→ Supplied information
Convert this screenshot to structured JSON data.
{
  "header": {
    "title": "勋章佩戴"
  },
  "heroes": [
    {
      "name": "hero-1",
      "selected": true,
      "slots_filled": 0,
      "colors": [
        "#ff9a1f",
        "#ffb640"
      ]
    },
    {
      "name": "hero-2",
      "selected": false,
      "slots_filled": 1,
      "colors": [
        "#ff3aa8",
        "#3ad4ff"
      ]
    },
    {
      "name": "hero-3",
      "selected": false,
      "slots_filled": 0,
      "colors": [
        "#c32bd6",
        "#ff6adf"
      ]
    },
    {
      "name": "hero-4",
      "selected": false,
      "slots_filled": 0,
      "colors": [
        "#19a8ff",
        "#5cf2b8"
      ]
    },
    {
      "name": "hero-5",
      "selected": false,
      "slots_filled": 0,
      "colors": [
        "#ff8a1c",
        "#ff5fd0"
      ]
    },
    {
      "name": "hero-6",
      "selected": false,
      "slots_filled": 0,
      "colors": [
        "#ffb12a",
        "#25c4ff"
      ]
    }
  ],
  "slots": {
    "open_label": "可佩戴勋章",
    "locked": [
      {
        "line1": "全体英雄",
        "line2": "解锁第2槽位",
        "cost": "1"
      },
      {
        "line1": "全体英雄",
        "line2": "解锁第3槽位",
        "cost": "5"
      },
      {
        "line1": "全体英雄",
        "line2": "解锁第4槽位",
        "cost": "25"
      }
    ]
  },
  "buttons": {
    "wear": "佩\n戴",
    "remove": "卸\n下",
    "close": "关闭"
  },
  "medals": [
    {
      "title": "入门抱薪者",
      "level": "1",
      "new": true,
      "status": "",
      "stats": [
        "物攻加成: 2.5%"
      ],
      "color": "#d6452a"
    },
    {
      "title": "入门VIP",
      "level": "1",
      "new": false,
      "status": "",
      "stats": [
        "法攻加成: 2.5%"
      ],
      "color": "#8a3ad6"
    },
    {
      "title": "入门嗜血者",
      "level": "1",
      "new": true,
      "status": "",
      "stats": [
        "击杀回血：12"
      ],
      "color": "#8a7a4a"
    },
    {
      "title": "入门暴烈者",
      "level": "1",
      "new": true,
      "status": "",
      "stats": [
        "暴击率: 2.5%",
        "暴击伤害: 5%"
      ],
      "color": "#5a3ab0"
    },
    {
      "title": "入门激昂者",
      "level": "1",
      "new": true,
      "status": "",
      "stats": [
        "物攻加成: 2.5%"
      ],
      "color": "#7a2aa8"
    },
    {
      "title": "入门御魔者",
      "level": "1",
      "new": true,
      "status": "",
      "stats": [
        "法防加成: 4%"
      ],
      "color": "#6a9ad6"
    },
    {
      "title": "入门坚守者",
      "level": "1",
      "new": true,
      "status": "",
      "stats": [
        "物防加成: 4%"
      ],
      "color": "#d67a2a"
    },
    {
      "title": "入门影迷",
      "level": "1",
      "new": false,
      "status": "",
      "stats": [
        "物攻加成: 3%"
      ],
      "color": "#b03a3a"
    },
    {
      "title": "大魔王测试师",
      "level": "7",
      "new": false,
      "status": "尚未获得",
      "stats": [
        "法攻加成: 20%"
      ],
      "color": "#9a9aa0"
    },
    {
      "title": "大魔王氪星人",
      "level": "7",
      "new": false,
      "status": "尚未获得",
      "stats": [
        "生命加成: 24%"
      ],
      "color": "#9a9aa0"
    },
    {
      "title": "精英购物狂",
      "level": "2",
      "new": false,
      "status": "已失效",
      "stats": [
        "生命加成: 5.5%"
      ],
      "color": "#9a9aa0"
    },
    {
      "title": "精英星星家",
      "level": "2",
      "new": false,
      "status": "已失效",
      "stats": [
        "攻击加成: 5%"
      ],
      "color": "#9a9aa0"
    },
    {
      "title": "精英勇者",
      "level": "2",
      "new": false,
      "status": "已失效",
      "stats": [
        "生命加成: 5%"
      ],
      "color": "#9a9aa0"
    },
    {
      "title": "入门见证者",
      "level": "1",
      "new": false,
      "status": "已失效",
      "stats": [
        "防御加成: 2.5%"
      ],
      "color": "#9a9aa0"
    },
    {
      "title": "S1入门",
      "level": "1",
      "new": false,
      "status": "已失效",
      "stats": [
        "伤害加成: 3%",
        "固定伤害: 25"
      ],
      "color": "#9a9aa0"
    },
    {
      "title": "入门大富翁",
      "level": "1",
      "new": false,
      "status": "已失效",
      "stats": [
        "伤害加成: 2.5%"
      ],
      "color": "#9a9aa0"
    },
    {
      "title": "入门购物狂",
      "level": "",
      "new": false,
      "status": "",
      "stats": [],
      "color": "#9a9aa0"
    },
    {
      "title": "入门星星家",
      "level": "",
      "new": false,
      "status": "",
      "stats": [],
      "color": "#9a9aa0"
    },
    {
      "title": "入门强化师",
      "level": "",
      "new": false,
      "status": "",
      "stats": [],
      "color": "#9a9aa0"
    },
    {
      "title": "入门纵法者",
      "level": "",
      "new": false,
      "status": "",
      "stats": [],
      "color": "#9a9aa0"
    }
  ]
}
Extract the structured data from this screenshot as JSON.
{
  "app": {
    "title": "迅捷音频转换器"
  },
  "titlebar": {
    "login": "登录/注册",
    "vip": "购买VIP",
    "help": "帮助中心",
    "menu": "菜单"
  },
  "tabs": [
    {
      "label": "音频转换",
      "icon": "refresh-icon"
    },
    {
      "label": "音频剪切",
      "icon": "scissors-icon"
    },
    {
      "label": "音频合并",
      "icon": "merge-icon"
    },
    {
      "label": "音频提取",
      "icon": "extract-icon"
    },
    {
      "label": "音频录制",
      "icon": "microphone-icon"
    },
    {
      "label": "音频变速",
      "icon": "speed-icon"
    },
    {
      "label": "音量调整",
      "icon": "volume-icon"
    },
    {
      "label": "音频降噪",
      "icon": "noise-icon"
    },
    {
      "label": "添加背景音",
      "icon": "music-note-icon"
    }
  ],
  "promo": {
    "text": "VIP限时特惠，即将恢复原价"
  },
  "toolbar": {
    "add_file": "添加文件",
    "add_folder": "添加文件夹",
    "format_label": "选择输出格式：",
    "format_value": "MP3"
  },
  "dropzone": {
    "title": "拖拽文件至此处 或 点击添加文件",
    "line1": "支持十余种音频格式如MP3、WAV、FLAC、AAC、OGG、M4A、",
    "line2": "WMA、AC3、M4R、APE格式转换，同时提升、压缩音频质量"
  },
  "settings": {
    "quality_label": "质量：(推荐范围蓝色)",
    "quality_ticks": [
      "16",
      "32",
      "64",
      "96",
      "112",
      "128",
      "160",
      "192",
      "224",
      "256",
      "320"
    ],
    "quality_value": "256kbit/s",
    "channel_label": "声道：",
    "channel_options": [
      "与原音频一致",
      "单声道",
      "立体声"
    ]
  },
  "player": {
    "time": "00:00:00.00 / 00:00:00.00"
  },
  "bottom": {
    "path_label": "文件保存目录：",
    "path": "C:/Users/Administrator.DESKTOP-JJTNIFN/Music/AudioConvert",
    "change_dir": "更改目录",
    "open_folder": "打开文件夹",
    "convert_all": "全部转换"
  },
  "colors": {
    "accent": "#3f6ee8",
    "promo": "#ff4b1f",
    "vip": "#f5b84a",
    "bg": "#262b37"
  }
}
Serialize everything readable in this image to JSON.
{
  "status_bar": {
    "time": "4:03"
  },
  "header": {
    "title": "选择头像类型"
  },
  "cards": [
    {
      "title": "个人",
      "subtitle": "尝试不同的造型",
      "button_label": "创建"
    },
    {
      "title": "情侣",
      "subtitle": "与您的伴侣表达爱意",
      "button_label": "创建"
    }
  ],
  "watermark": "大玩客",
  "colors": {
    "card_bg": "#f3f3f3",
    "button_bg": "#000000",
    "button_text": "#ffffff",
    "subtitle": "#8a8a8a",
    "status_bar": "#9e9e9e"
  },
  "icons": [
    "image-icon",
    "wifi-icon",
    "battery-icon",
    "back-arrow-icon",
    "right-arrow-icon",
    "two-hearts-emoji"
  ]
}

→ What you are asked to do
Output only the lines from the one holding "Serialize everything readable" through the last line above, exactly as they appear.

→ Correct response
Serialize everything readable in this image to JSON.
{
  "status_bar": {
    "time": "4:03"
  },
  "header": {
    "title": "选择头像类型"
  },
  "cards": [
    {
      "title": "个人",
      "subtitle": "尝试不同的造型",
      "button_label": "创建"
    },
    {
      "title": "情侣",
      "subtitle": "与您的伴侣表达爱意",
      "button_label": "创建"
    }
  ],
  "watermark": "大玩客",
  "colors": {
    "card_bg": "#f3f3f3",
    "button_bg": "#000000",
    "button_text": "#ffffff",
    "subtitle": "#8a8a8a",
    "status_bar": "#9e9e9e"
  },
  "icons": [
    "image-icon",
    "wifi-icon",
    "battery-icon",
    "back-arrow-icon",
    "right-arrow-icon",
    "two-hearts-emoji"
  ]
}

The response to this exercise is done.